[Figure content listings]
-- START --

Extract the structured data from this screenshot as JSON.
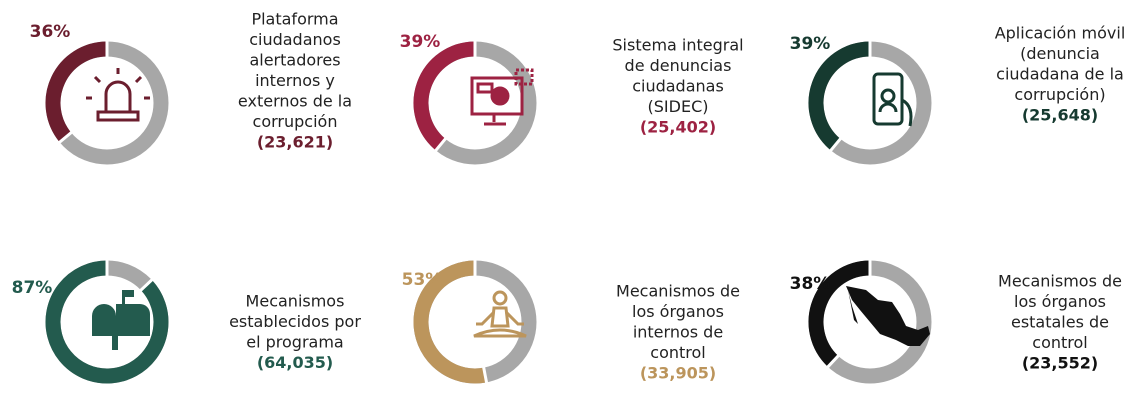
{
  "chart_data": [
    {
      "type": "donut",
      "values": [
        36
      ],
      "value_labels": [
        "36%"
      ],
      "color": "#6b1e2e",
      "label_lines": [
        "Plataforma",
        "ciudadanos",
        "alertadores",
        "internos y",
        "externos de la",
        "corrupción"
      ],
      "annotation": "(23,621)"
    },
    {
      "type": "donut",
      "values": [
        39
      ],
      "value_labels": [
        "39%"
      ],
      "color": "#9d2242",
      "label_lines": [
        "Sistema integral",
        "de denuncias",
        "ciudadanas",
        "(SIDEC)"
      ],
      "annotation": "(25,402)"
    },
    {
      "type": "donut",
      "values": [
        39
      ],
      "value_labels": [
        "39%"
      ],
      "color": "#163a30",
      "label_lines": [
        "Aplicación móvil",
        "(denuncia",
        "ciudadana de la",
        "corrupción)"
      ],
      "annotation": "(25,648)"
    },
    {
      "type": "donut",
      "values": [
        87
      ],
      "value_labels": [
        "87%"
      ],
      "color": "#235b4e",
      "label_lines": [
        "Mecanismos",
        "establecidos por",
        "el programa"
      ],
      "annotation": "(64,035)"
    },
    {
      "type": "donut",
      "values": [
        53
      ],
      "value_labels": [
        "53%"
      ],
      "color": "#bc955c",
      "label_lines": [
        "Mecanismos de",
        "los órganos",
        "internos de",
        "control"
      ],
      "annotation": "(33,905)"
    },
    {
      "type": "donut",
      "values": [
        38
      ],
      "value_labels": [
        "38%"
      ],
      "color": "#111111",
      "label_lines": [
        "Mecanismos de",
        "los órganos",
        "estatales de",
        "control"
      ],
      "annotation": "(23,552)"
    }
  ]
}
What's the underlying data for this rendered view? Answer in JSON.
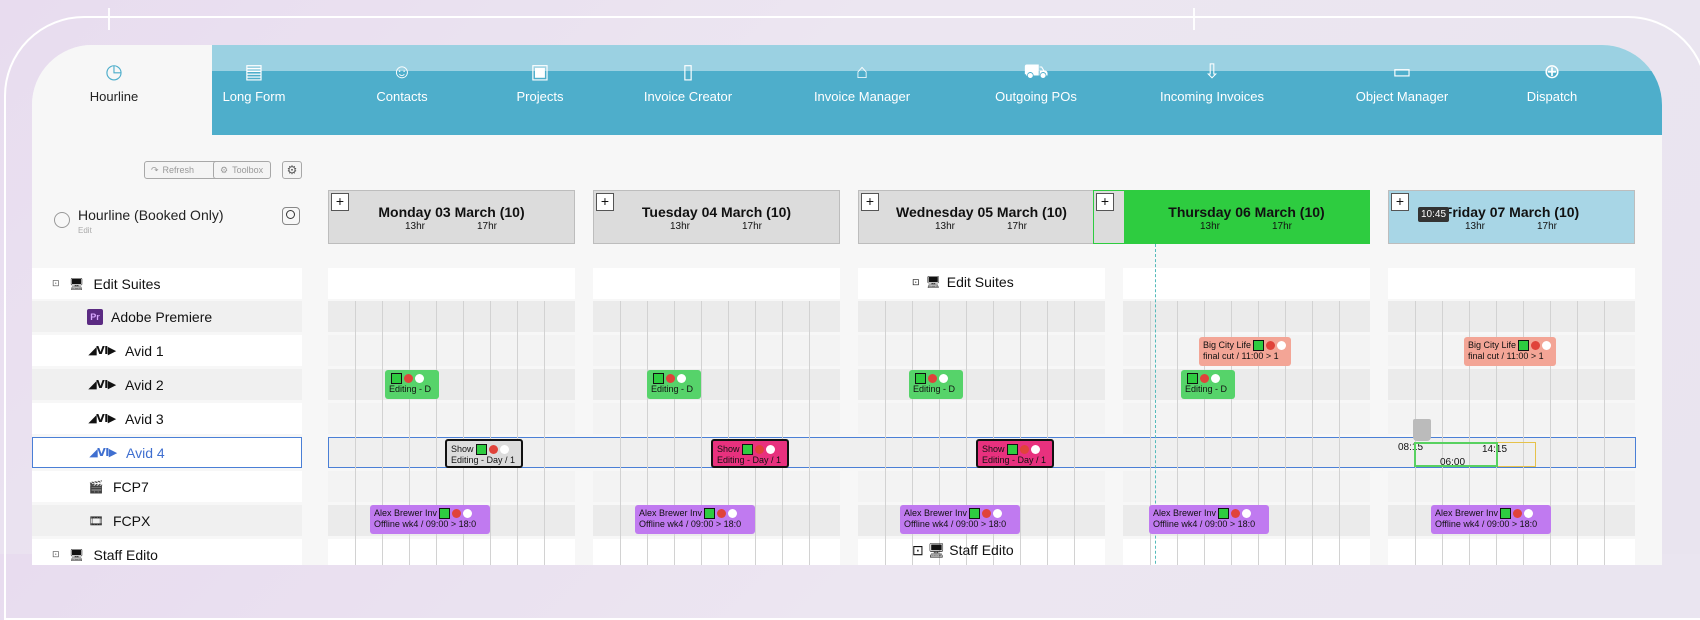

-- END --

### [Your instructions]
Show each line holding the word "this".

### [Solution]
Extract the structured data from this screenshot as JSON.
What's the underlying data for this rendered view? Answer in JSON.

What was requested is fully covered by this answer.